[WORK TO DO]
Lift out all lines below that contain "title".

[DATA RECORDS]

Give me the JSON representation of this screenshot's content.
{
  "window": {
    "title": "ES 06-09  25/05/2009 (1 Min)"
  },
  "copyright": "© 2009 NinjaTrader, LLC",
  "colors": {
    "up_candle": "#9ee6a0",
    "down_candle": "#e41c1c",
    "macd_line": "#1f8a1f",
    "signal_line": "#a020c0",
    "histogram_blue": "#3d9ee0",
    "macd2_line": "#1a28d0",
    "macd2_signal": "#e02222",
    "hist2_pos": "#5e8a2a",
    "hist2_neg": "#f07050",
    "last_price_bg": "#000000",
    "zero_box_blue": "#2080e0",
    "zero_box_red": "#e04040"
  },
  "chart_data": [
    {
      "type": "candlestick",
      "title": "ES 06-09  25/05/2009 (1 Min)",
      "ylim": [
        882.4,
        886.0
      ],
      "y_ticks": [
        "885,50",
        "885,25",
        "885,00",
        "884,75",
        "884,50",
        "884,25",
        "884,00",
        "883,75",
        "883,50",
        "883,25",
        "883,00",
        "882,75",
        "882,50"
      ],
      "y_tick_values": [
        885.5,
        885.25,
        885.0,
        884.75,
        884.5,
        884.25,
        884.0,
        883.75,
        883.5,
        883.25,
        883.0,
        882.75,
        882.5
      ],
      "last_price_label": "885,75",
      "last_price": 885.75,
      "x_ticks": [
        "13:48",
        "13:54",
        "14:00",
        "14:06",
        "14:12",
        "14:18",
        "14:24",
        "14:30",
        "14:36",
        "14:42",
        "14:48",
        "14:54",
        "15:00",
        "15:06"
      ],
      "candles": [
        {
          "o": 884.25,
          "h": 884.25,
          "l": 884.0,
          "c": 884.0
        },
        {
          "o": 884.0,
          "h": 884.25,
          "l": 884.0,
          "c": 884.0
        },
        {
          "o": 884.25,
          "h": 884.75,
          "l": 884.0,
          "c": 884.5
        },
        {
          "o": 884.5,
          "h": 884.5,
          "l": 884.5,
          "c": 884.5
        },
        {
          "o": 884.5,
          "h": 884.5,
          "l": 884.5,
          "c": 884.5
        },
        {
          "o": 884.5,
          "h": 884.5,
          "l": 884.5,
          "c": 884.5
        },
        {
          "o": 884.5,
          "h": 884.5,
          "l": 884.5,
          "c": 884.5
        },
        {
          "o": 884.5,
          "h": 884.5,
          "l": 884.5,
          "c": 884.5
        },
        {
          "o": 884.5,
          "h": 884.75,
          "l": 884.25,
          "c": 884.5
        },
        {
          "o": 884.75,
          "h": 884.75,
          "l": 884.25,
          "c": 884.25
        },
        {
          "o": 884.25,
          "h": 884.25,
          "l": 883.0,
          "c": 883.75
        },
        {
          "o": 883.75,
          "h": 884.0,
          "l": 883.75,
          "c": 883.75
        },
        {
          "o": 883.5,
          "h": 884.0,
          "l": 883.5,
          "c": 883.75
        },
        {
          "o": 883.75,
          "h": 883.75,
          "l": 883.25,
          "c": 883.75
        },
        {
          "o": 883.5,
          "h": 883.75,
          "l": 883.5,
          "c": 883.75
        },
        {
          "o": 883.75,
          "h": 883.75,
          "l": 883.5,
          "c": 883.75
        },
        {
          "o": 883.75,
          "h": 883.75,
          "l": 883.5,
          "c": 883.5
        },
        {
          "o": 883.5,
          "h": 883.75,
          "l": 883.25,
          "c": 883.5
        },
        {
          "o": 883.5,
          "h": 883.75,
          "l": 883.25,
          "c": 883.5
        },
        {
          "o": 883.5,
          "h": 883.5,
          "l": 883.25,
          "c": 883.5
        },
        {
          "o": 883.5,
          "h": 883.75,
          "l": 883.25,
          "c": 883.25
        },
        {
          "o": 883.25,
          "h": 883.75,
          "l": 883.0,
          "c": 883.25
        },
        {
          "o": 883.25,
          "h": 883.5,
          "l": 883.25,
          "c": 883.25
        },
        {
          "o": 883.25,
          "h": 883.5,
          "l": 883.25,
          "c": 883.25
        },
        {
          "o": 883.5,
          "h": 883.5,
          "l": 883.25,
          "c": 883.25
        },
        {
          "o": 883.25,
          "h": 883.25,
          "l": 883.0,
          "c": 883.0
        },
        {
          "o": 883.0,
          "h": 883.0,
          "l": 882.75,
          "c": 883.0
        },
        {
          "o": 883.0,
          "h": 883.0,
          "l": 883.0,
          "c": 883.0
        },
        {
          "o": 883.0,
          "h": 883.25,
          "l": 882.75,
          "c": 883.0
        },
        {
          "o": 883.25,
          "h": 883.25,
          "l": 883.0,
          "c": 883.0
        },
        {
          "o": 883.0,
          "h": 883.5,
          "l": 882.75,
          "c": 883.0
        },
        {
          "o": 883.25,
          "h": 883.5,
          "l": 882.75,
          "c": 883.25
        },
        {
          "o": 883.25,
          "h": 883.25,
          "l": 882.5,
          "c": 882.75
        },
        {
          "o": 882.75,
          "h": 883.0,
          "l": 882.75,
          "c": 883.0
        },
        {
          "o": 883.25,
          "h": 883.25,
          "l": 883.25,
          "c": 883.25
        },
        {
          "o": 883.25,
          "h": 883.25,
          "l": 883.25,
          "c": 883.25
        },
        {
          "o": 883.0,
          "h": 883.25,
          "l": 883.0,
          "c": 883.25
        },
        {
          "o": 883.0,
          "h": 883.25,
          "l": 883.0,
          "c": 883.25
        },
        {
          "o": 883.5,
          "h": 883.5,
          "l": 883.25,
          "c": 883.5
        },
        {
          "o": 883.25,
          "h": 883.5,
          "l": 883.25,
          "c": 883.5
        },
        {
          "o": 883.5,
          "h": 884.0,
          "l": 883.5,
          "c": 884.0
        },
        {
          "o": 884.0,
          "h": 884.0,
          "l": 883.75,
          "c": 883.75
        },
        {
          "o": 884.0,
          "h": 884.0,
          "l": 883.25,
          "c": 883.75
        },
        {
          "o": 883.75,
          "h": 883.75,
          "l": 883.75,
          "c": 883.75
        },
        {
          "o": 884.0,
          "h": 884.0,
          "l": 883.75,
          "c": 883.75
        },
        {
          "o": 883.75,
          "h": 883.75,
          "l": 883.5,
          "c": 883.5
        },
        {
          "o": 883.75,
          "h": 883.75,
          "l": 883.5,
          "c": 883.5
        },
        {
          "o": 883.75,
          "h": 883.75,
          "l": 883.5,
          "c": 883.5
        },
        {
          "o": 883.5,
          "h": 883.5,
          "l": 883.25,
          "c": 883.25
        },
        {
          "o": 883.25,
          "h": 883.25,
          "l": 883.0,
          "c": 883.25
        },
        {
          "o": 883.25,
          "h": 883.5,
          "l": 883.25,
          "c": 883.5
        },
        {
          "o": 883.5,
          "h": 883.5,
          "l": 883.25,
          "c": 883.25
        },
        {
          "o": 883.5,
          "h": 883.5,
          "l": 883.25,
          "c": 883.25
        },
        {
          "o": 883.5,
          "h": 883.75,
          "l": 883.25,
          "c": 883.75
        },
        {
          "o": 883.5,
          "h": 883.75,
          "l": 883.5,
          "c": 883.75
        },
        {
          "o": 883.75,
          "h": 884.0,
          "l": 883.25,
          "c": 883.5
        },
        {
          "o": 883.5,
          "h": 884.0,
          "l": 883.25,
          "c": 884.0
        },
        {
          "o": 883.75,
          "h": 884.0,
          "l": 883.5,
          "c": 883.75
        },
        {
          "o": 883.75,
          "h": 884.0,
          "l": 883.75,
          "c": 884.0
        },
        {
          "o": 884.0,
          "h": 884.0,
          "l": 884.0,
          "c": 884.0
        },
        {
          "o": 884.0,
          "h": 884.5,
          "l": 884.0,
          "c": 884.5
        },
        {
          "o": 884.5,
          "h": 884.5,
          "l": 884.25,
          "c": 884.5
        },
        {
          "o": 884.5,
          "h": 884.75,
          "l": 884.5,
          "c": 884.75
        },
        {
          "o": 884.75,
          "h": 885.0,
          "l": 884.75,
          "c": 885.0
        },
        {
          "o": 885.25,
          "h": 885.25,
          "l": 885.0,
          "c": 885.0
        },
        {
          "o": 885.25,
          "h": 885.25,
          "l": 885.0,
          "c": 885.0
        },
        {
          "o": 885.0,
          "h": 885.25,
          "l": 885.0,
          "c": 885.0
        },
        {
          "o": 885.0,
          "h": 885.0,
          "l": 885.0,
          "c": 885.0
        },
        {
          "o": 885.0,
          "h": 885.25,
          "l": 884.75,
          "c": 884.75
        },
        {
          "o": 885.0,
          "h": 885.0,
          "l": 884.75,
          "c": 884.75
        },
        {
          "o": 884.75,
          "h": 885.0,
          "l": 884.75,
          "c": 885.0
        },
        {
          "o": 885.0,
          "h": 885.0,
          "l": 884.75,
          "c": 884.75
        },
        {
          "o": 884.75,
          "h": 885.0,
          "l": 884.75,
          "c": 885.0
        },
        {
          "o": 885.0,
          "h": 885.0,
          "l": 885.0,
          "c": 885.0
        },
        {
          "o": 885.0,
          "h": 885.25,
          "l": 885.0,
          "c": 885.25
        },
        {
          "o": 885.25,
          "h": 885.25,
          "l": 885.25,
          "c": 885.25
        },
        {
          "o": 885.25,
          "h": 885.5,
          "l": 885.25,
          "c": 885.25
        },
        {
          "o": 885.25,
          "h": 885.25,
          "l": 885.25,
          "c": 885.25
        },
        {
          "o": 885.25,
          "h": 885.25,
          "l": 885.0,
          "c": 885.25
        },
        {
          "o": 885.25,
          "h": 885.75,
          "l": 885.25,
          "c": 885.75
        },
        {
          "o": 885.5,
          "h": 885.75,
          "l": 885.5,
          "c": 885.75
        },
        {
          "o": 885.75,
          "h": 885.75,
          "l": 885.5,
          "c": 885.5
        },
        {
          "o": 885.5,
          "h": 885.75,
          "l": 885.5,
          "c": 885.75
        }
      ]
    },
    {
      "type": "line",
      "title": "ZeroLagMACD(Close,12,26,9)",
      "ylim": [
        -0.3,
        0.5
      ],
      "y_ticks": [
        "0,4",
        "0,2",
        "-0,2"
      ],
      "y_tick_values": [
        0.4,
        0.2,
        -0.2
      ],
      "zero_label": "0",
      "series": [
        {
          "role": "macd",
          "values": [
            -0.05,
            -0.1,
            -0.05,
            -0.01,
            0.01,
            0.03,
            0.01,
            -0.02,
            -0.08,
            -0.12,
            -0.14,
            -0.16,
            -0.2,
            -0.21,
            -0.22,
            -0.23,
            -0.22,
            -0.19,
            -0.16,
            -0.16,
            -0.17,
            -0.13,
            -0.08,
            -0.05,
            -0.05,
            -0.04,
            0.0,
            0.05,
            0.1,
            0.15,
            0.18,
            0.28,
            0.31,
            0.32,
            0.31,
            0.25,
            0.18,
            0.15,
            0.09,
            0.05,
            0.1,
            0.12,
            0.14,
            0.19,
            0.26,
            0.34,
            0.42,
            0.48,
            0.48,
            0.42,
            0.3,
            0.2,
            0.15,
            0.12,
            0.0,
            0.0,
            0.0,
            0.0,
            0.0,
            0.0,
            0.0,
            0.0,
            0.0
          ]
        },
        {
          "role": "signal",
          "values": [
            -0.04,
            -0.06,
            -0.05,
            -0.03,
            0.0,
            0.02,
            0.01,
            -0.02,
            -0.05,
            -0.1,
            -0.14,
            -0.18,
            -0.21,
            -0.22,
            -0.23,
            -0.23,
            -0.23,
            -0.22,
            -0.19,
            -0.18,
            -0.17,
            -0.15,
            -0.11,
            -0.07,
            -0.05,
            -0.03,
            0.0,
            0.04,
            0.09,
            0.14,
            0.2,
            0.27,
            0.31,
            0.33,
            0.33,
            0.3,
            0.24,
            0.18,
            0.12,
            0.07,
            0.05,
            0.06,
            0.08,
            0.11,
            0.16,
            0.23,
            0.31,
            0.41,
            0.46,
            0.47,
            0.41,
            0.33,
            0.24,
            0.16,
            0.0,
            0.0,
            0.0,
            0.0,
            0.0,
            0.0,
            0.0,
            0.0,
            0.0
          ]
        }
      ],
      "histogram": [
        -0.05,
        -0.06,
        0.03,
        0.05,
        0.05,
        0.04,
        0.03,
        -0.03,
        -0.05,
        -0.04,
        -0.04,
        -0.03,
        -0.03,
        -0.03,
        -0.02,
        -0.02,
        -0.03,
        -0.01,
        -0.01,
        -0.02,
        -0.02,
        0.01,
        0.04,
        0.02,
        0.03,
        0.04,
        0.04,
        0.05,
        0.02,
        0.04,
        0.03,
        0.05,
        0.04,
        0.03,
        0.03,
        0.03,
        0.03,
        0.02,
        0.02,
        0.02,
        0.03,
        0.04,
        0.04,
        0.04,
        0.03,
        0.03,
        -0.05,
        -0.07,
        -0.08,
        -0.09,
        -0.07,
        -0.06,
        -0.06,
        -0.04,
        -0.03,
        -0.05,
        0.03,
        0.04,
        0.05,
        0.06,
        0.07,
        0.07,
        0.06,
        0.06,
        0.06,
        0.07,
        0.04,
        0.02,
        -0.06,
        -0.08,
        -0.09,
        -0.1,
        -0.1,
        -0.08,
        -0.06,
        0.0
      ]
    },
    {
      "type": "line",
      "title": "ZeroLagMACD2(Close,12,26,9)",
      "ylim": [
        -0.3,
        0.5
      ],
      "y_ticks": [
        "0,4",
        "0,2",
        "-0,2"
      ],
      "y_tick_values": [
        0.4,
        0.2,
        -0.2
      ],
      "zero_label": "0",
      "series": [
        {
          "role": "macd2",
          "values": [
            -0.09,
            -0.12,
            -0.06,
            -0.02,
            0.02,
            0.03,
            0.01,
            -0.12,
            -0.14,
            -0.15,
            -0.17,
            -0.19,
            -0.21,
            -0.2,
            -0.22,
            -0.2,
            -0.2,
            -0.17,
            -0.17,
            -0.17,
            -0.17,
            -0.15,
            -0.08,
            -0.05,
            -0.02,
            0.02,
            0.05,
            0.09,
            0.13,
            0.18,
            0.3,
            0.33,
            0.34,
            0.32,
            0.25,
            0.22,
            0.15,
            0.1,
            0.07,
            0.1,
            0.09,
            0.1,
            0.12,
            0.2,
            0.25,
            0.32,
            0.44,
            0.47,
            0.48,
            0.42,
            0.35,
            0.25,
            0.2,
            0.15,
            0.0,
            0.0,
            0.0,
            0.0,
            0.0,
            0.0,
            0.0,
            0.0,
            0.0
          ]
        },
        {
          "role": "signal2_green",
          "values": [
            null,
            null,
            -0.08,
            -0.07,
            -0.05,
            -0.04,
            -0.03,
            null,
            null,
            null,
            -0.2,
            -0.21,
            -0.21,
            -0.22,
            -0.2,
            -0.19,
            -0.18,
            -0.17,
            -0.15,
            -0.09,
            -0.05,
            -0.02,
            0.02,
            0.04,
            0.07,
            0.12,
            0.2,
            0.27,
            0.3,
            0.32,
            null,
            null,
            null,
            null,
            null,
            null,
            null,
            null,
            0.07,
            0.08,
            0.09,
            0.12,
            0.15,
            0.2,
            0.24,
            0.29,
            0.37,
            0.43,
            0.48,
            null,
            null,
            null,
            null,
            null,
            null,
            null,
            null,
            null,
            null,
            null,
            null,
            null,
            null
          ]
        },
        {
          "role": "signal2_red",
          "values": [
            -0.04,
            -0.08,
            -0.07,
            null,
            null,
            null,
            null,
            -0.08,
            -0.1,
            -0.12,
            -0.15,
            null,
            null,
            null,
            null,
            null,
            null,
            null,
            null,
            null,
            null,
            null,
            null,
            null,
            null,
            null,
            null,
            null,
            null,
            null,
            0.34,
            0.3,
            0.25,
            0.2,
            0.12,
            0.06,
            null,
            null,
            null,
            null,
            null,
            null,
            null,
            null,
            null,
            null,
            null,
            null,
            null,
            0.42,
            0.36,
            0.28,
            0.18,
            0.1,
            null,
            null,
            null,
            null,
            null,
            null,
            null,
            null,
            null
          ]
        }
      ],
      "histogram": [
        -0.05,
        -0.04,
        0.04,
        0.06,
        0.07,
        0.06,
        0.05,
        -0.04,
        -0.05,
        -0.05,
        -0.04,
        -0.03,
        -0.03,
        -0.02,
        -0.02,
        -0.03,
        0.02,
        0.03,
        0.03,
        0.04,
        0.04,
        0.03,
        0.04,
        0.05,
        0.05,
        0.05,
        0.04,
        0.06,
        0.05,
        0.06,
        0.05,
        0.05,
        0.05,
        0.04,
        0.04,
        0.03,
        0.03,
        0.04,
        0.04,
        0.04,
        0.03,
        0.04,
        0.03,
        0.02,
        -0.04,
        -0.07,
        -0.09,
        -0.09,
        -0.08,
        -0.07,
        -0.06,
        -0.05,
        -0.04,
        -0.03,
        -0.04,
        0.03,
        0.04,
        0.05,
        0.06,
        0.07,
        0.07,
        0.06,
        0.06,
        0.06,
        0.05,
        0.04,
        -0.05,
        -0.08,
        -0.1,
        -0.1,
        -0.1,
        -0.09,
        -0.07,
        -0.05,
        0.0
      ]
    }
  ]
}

[WRITTEN SOLUTION]
    "title": "ES 06-09  25/05/2009 (1 Min)"
      "title": "ES 06-09  25/05/2009 (1 Min)",
      "title": "ZeroLagMACD(Close,12,26,9)",
      "title": "ZeroLagMACD2(Close,12,26,9)",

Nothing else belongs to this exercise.